• _GIVEN REQUEST_
Copy out the whole listing exactly as written, leaving the pictures behind.

----

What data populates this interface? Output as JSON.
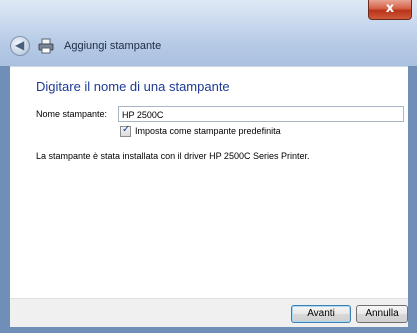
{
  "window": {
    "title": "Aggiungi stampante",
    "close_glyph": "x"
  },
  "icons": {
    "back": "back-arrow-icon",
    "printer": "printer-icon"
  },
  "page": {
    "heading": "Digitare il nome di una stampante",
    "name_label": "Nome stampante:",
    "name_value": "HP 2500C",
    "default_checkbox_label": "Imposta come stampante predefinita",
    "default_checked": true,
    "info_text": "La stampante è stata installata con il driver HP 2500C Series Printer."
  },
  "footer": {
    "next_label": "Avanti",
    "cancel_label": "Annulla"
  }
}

----

• _TASK RESULT_
What data populates this interface? Output as JSON.
{
  "window": {
    "title": "Aggiungi stampante",
    "close_glyph": "x"
  },
  "icons": {
    "back": "back-arrow-icon",
    "printer": "printer-icon"
  },
  "page": {
    "heading": "Digitare il nome di una stampante",
    "name_label": "Nome stampante:",
    "name_value": "HP 2500C",
    "default_checkbox_label": "Imposta come stampante predefinita",
    "default_checked": true,
    "info_text": "La stampante è stata installata con il driver HP 2500C Series Printer."
  },
  "footer": {
    "next_label": "Avanti",
    "cancel_label": "Annulla"
  }
}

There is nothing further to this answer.